Set exercise:
Copy out lines with the word "StdDev" from the material that follows.

Dataset rows:
----
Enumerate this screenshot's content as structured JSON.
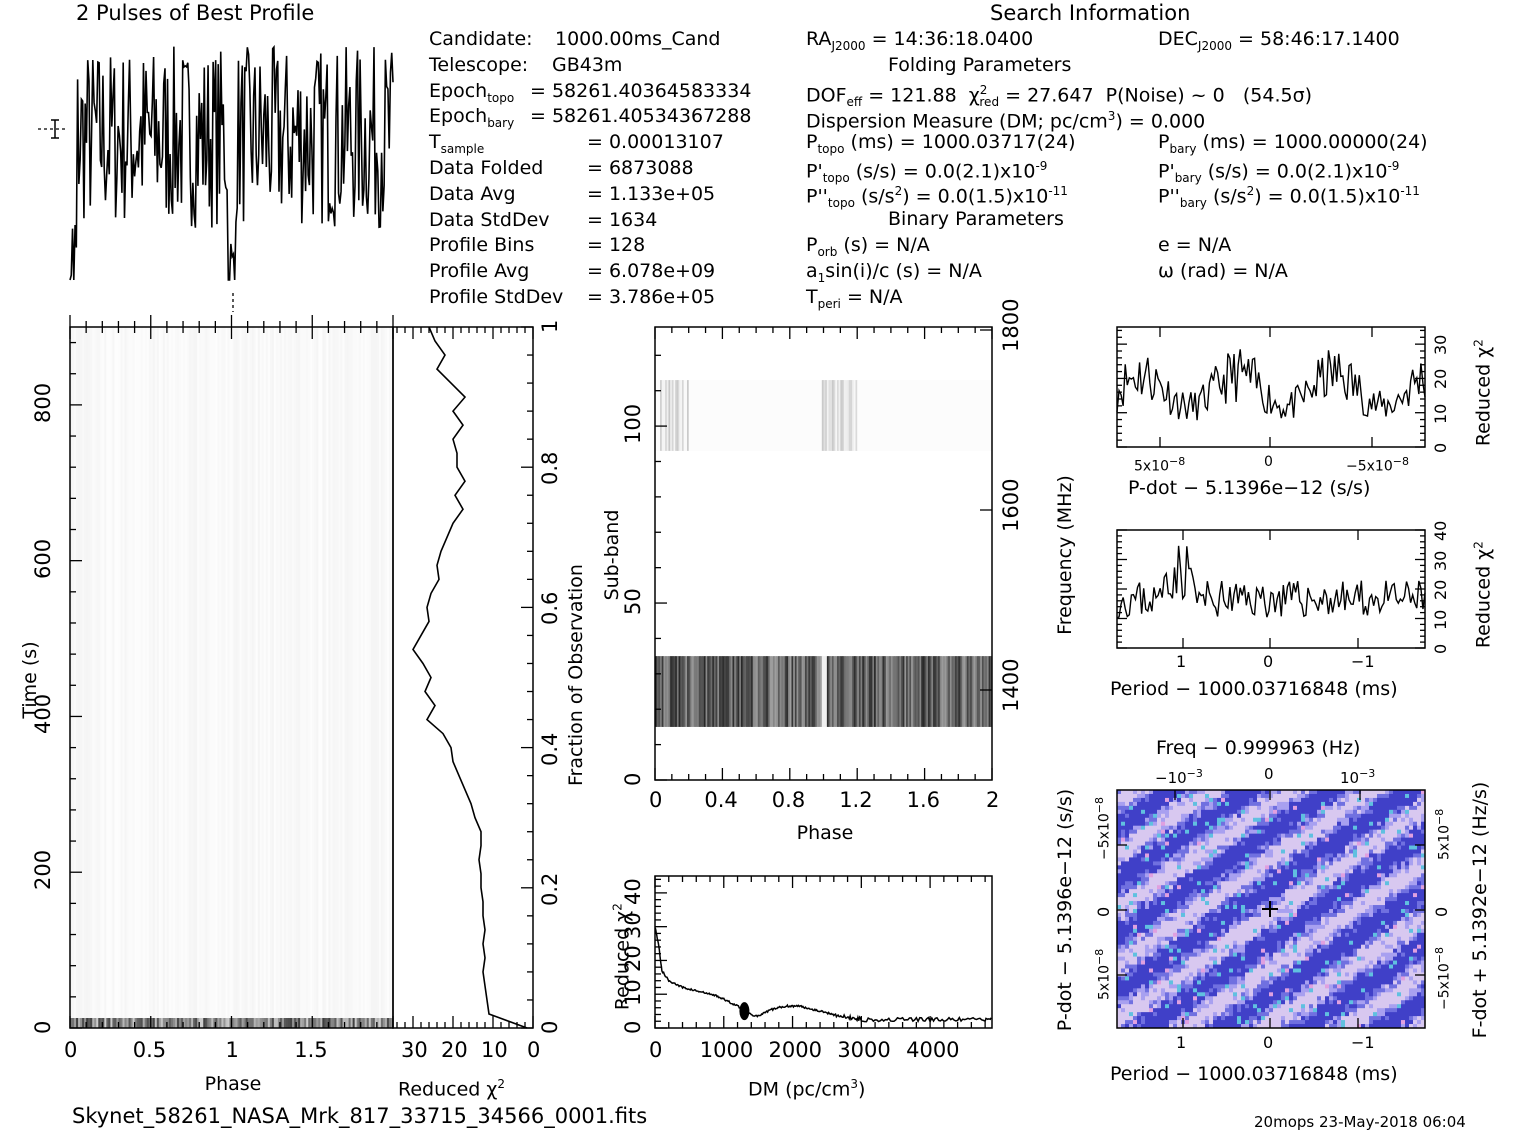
{
  "header": {
    "profile_title": "2 Pulses of Best Profile",
    "search_title": "Search Information",
    "folding_title": "Folding Parameters",
    "binary_title": "Binary Parameters"
  },
  "info_left": [
    {
      "label": "Candidate:",
      "value": "1000.00ms_Cand"
    },
    {
      "label": "Telescope:",
      "value": "GB43m"
    },
    {
      "label": "Epoch",
      "sub": "topo",
      "value": "= 58261.40364583334"
    },
    {
      "label": "Epoch",
      "sub": "bary",
      "value": "= 58261.40534367288"
    },
    {
      "label": "T",
      "sub": "sample",
      "value": "=   0.00013107"
    },
    {
      "label": "Data Folded",
      "value": "=   6873088"
    },
    {
      "label": "Data Avg",
      "value": "=   1.133e+05"
    },
    {
      "label": "Data StdDev",
      "value": "=   1634"
    },
    {
      "label": "Profile Bins",
      "value": "=   128"
    },
    {
      "label": "Profile Avg",
      "value": "=   6.078e+09"
    },
    {
      "label": "Profile StdDev",
      "value": "=   3.786e+05"
    }
  ],
  "info_right": {
    "ra": "RAⱼ2000 = 14:36:18.0400",
    "ra_label": "RA",
    "ra_sub": "J2000",
    "ra_value": "= 14:36:18.0400",
    "dec_label": "DEC",
    "dec_sub": "J2000",
    "dec_value": "= 58:46:17.1400",
    "dof_label": "DOF",
    "dof_sub": "eff",
    "dof_value": "= 121.88",
    "chi_label": "χ",
    "chi_sup": "2",
    "chi_sub": "red",
    "chi_value": "= 27.647",
    "pnoise": "P(Noise) ~ 0",
    "sigma": "(54.5σ)",
    "dm_label": "Dispersion Measure (DM; pc/cm",
    "dm_sup": "3",
    "dm_value": ") = 0.000",
    "ptopo_label": "P",
    "ptopo_sub": "topo",
    "ptopo_value": "(ms) =  1000.03717(24)",
    "pbary_label": "P",
    "pbary_sub": "bary",
    "pbary_value": "(ms) =  1000.00000(24)",
    "pdtopo_label": "P'",
    "pdtopo_sub": "topo",
    "pdtopo_value": "(s/s) = 0.0(2.1)x10",
    "pdtopo_exp": "-9",
    "pdbary_label": "P'",
    "pdbary_sub": "bary",
    "pdbary_value": "(s/s) = 0.0(2.1)x10",
    "pdbary_exp": "-9",
    "pddtopo_label": "P''",
    "pddtopo_sub": "topo",
    "pddtopo_value1": "(s/s",
    "pddtopo_sup": "2",
    "pddtopo_value2": ") = 0.0(1.5)x10",
    "pddtopo_exp": "-11",
    "pddbary_label": "P''",
    "pddbary_sub": "bary",
    "pddbary_value1": "(s/s",
    "pddbary_sup": "2",
    "pddbary_value2": ") = 0.0(1.5)x10",
    "pddbary_exp": "-11",
    "porb_label": "P",
    "porb_sub": "orb",
    "porb_value": "(s) = N/A",
    "a1_label": "a",
    "a1_sub": "1",
    "a1_value": "sin(i)/c (s) = N/A",
    "tperi_label": "T",
    "tperi_sub": "peri",
    "tperi_value": "= N/A",
    "e_value": "e = N/A",
    "omega_value": "ω (rad) = N/A"
  },
  "footer": {
    "filename": "Skynet_58261_NASA_Mrk_817_33715_34566_0001.fits",
    "stamp": "20mops 23-May-2018 06:04"
  },
  "chart_data": [
    {
      "type": "line",
      "name": "profile",
      "title": "2 Pulses of Best Profile",
      "xlim": [
        0,
        2
      ],
      "seed": 7,
      "n_points": 256,
      "note_shape": "noisy pulse profile with dip at phase 1.0"
    },
    {
      "type": "heatmap",
      "name": "time-phase",
      "xlabel": "Phase",
      "ylabel": "Time (s)",
      "xlim": [
        0,
        2
      ],
      "ylim": [
        0,
        900
      ],
      "xticks": [
        "0",
        "0.5",
        "1",
        "1.5"
      ],
      "yticks": [
        "0",
        "200",
        "400",
        "600",
        "800"
      ]
    },
    {
      "type": "line",
      "name": "time-chi2",
      "xlabel": "Reduced χ",
      "xlabel_sup": "2",
      "ylabel": "Fraction of Observation",
      "xlim": [
        35,
        0
      ],
      "ylim": [
        0,
        1
      ],
      "xticks": [
        "30",
        "20",
        "10",
        "0"
      ],
      "yticks": [
        "0",
        "0.2",
        "0.4",
        "0.6",
        "0.8",
        "1"
      ],
      "fraction": [
        1.0,
        0.98,
        0.96,
        0.94,
        0.92,
        0.9,
        0.88,
        0.86,
        0.84,
        0.82,
        0.8,
        0.78,
        0.76,
        0.74,
        0.72,
        0.7,
        0.68,
        0.66,
        0.64,
        0.62,
        0.6,
        0.58,
        0.56,
        0.54,
        0.52,
        0.5,
        0.48,
        0.46,
        0.44,
        0.42,
        0.4,
        0.38,
        0.36,
        0.34,
        0.32,
        0.3,
        0.28,
        0.26,
        0.24,
        0.22,
        0.2,
        0.18,
        0.16,
        0.14,
        0.12,
        0.1,
        0.08,
        0.06,
        0.04,
        0.02,
        0.0
      ],
      "chi2": [
        26.0,
        24.5,
        22.0,
        24.0,
        20.5,
        17.0,
        20.0,
        17.5,
        20.0,
        19.0,
        19.0,
        17.0,
        19.5,
        17.5,
        20.0,
        21.5,
        23.0,
        24.0,
        23.5,
        25.5,
        26.5,
        26.0,
        28.0,
        30.0,
        27.5,
        25.5,
        27.0,
        24.5,
        26.5,
        22.5,
        20.5,
        20.0,
        18.5,
        17.0,
        15.5,
        14.5,
        13.0,
        13.0,
        13.5,
        13.0,
        13.0,
        12.5,
        12.5,
        12.0,
        12.5,
        12.0,
        12.5,
        12.0,
        11.5,
        11.0,
        1.5
      ]
    },
    {
      "type": "heatmap",
      "name": "subband-phase",
      "xlabel": "Phase",
      "ylabel": "Sub-band",
      "ylabel2": "Frequency (MHz)",
      "xlim": [
        0,
        2
      ],
      "ylim": [
        0,
        128
      ],
      "xticks": [
        "0",
        "0.4",
        "0.8",
        "1.2",
        "1.6",
        "2"
      ],
      "yticks": [
        "0",
        "50",
        "100"
      ],
      "y2ticks": [
        "1400",
        "1600",
        "1800"
      ],
      "dark_band": [
        15,
        35
      ],
      "faint_band": [
        93,
        113
      ]
    },
    {
      "type": "line",
      "name": "dm-chi2",
      "xlabel": "DM (pc/cm",
      "xlabel_sup": "3",
      "xlabel_end": ")",
      "ylabel": "Reduced χ",
      "ylabel_sup": "2",
      "xlim": [
        0,
        4900
      ],
      "ylim": [
        0,
        45
      ],
      "xticks": [
        "0",
        "1000",
        "2000",
        "3000",
        "4000"
      ],
      "yticks": [
        "0",
        "10",
        "20",
        "30",
        "40"
      ],
      "dm": [
        0,
        50,
        100,
        200,
        300,
        400,
        500,
        600,
        700,
        800,
        900,
        1000,
        1100,
        1200,
        1300,
        1400,
        1500,
        1600,
        1700,
        1800,
        1900,
        2000,
        2100,
        2200,
        2300,
        2400,
        2500,
        2600,
        2700,
        2800,
        2900,
        3000,
        3200,
        3400,
        3600,
        3800,
        4000,
        4200,
        4400,
        4600,
        4800,
        4900
      ],
      "chi2": [
        30,
        25,
        17,
        14,
        13,
        12,
        11.5,
        11,
        10.5,
        10,
        9.5,
        8.5,
        7.5,
        6.5,
        5.5,
        4,
        3.5,
        4.5,
        5.5,
        6,
        6.5,
        6.5,
        6.5,
        6,
        5.5,
        5,
        4.5,
        4,
        3.5,
        3,
        3,
        2.5,
        2.5,
        2.5,
        2.5,
        2.5,
        2.5,
        2.5,
        2.5,
        2.5,
        2.5,
        2.5
      ]
    },
    {
      "type": "line",
      "name": "pdot-chi2",
      "xlabel": "P-dot − 5.1396e−12 (s/s)",
      "ylabel": "Reduced χ",
      "ylabel_sup": "2",
      "ylim": [
        0,
        35
      ],
      "xticks": [
        "5x10",
        "0",
        "−5x10"
      ],
      "xtick_exp": "−8",
      "yticks": [
        "0",
        "10",
        "20",
        "30"
      ],
      "seed": 11
    },
    {
      "type": "line",
      "name": "period-chi2",
      "xlabel": "Period − 1000.03716848 (ms)",
      "ylabel": "Reduced χ",
      "ylabel_sup": "2",
      "ylim": [
        0,
        40
      ],
      "xticks": [
        "1",
        "0",
        "−1"
      ],
      "yticks": [
        "0",
        "10",
        "20",
        "30",
        "40"
      ],
      "seed": 23
    },
    {
      "type": "heatmap",
      "name": "p-pdot",
      "top_label": "Freq − 0.999963 (Hz)",
      "top_ticks": [
        "−10",
        "0",
        "10"
      ],
      "top_tick_exp": "−3",
      "xlabel": "Period − 1000.03716848 (ms)",
      "xticks": [
        "1",
        "0",
        "−1"
      ],
      "ylabel": "P-dot − 5.1396e−12 (s/s)",
      "yticks": [
        "−5x10",
        "0",
        "5x10"
      ],
      "ytick_exp": "−8",
      "ylabel2": "F-dot + 5.1392e−12 (Hz/s)",
      "y2ticks": [
        "5x10",
        "0",
        "−5x10"
      ],
      "y2tick_exp": "−8",
      "colors": [
        "#d8c8f0",
        "#a8a0f0",
        "#7070e0",
        "#4040c8",
        "#60c0e0",
        "#e0a0e0"
      ]
    }
  ]
}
----
Answer to the exercise:
      "label": "Data StdDev",
      "label": "Profile StdDev",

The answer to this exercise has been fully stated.